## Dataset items
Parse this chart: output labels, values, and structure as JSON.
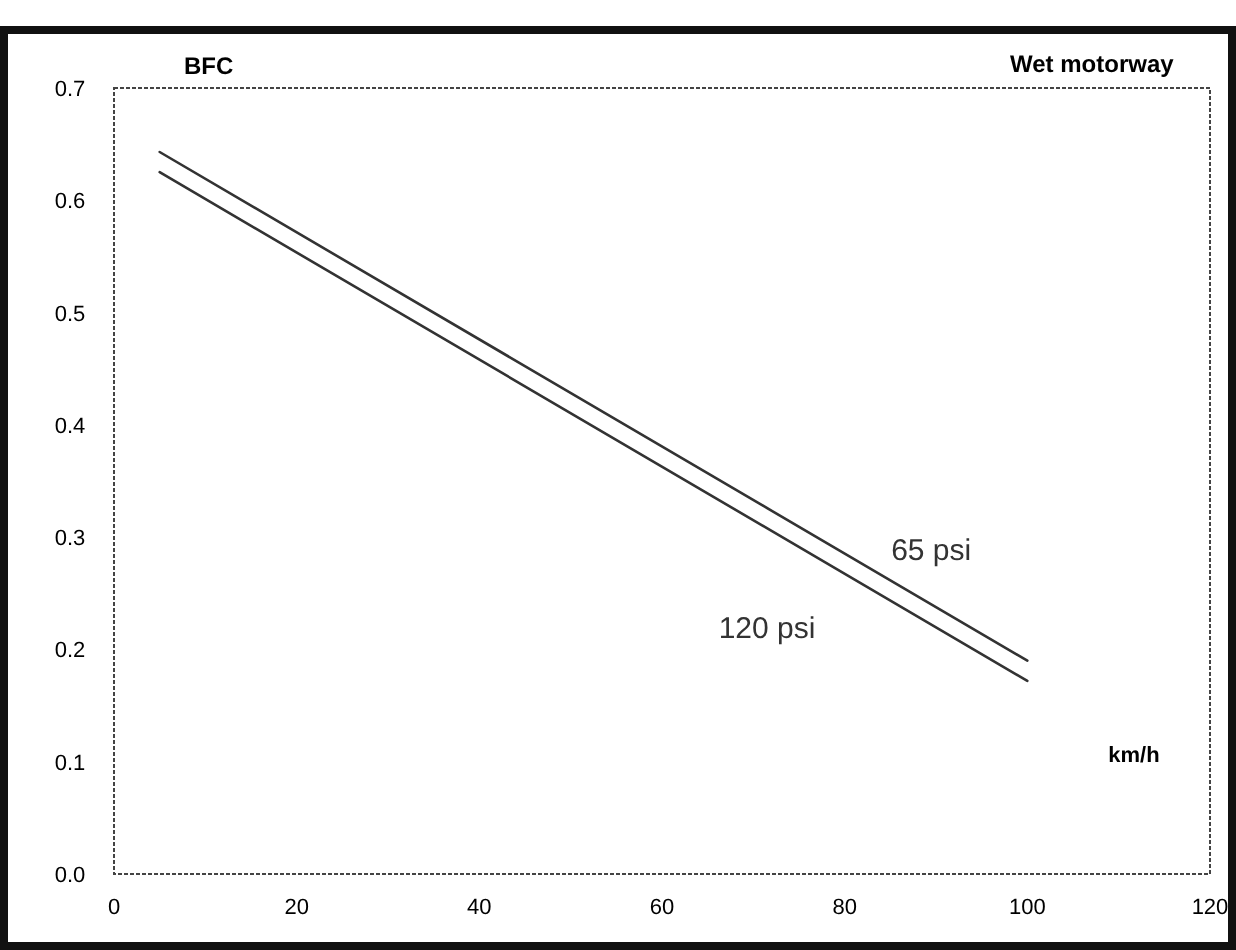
{
  "chart_data": {
    "type": "line",
    "title": "Wet motorway",
    "ylabel": "BFC",
    "xlabel": "km/h",
    "xlim": [
      0,
      120
    ],
    "xticks": [
      0,
      20,
      40,
      60,
      80,
      100,
      120
    ],
    "ylim": [
      0,
      0.7
    ],
    "yticks": [
      {
        "value": 0,
        "label": "0.0"
      },
      0.1,
      0.2,
      0.3,
      0.4,
      0.5,
      0.6,
      0.7
    ],
    "grid": false,
    "legend": false,
    "marker": "none",
    "line_style": "solid",
    "x": [
      5,
      100
    ],
    "series": [
      {
        "name": "65 psi",
        "color": "#333333",
        "values": [
          0.643,
          0.19
        ]
      },
      {
        "name": "120 psi",
        "color": "#333333",
        "values": [
          0.625,
          0.172
        ]
      }
    ]
  }
}
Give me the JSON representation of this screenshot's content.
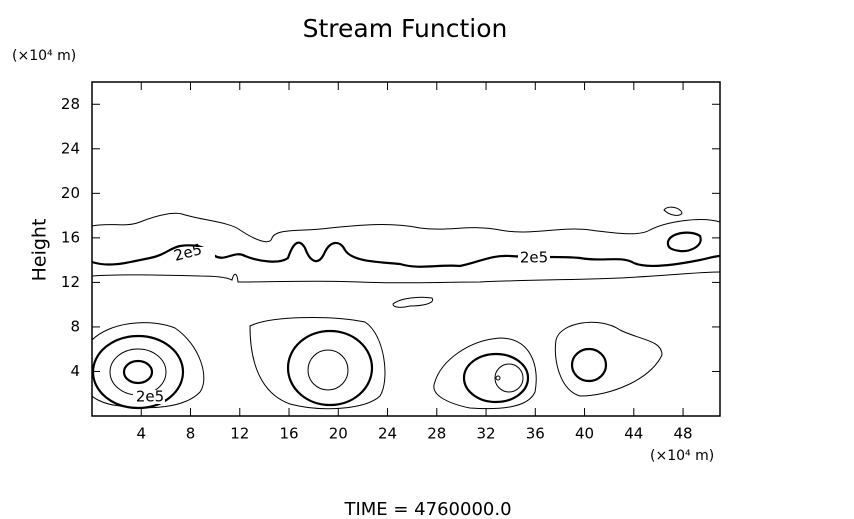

## Work to do
Your copy of the data should match it exactly, except that pictures are left out.

## Answer for the task
Parse this chart: output labels, values, and structure as JSON.
{
  "chart_data": {
    "type": "line",
    "title": "Wet motorway",
    "ylabel": "BFC",
    "xlabel": "km/h",
    "xlim": [
      0,
      120
    ],
    "xticks": [
      0,
      20,
      40,
      60,
      80,
      100,
      120
    ],
    "ylim": [
      0,
      0.7
    ],
    "yticks": [
      {
        "value": 0,
        "label": "0.0"
      },
      0.1,
      0.2,
      0.3,
      0.4,
      0.5,
      0.6,
      0.7
    ],
    "grid": false,
    "legend": false,
    "marker": "none",
    "line_style": "solid",
    "x": [
      5,
      100
    ],
    "series": [
      {
        "name": "65 psi",
        "color": "#333333",
        "values": [
          0.643,
          0.19
        ]
      },
      {
        "name": "120 psi",
        "color": "#333333",
        "values": [
          0.625,
          0.172
        ]
      }
    ]
  }
}
Give me the JSON representation of this screenshot's content.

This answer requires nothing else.